╭─ PROVIDED MATERIAL

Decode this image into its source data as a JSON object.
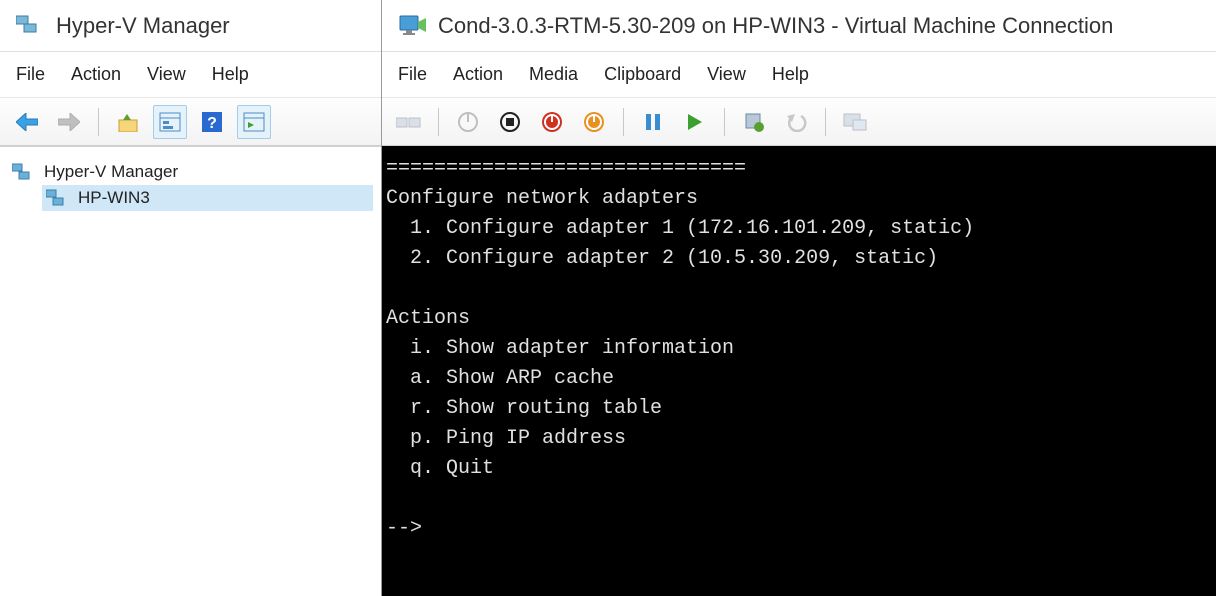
{
  "left": {
    "title": "Hyper-V Manager",
    "menu": [
      "File",
      "Action",
      "View",
      "Help"
    ],
    "tree": {
      "root": "Hyper-V Manager",
      "child": "HP-WIN3"
    }
  },
  "right": {
    "title": "Cond-3.0.3-RTM-5.30-209 on HP-WIN3 - Virtual Machine Connection",
    "menu": [
      "File",
      "Action",
      "Media",
      "Clipboard",
      "View",
      "Help"
    ],
    "console": "==============================\nConfigure network adapters\n  1. Configure adapter 1 (172.16.101.209, static)\n  2. Configure adapter 2 (10.5.30.209, static)\n\nActions\n  i. Show adapter information\n  a. Show ARP cache\n  r. Show routing table\n  p. Ping IP address\n  q. Quit\n\n-->"
  }
}
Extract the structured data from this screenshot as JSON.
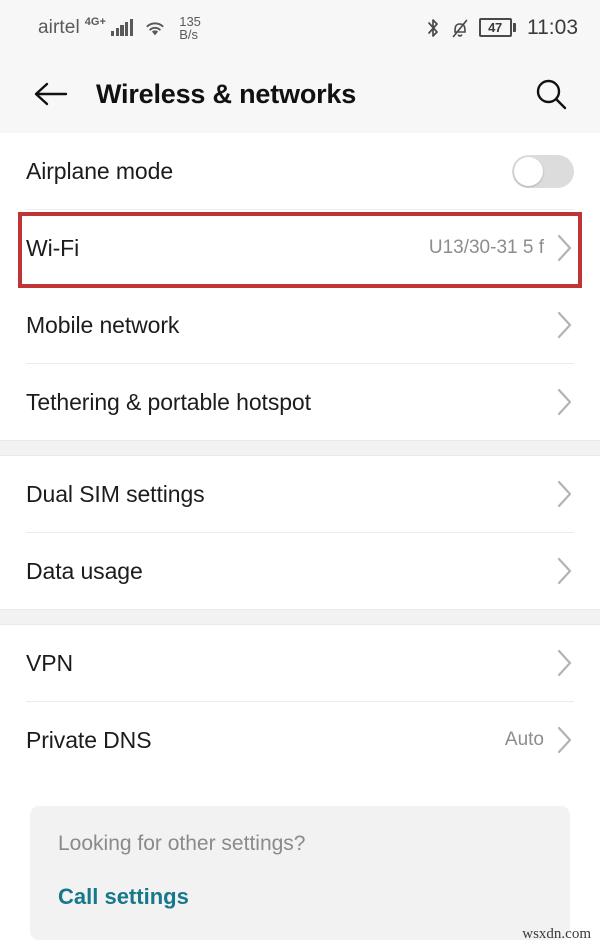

╰─

EXERCISE
Copy every line of the records above that contains "title".

SOLUTION TO THE PROBLEM
    "title": "Hyper-V Manager",
    "title": "Cond-3.0.3-RTM-5.30-209 on HP-WIN3 - Virtual Machine Connection",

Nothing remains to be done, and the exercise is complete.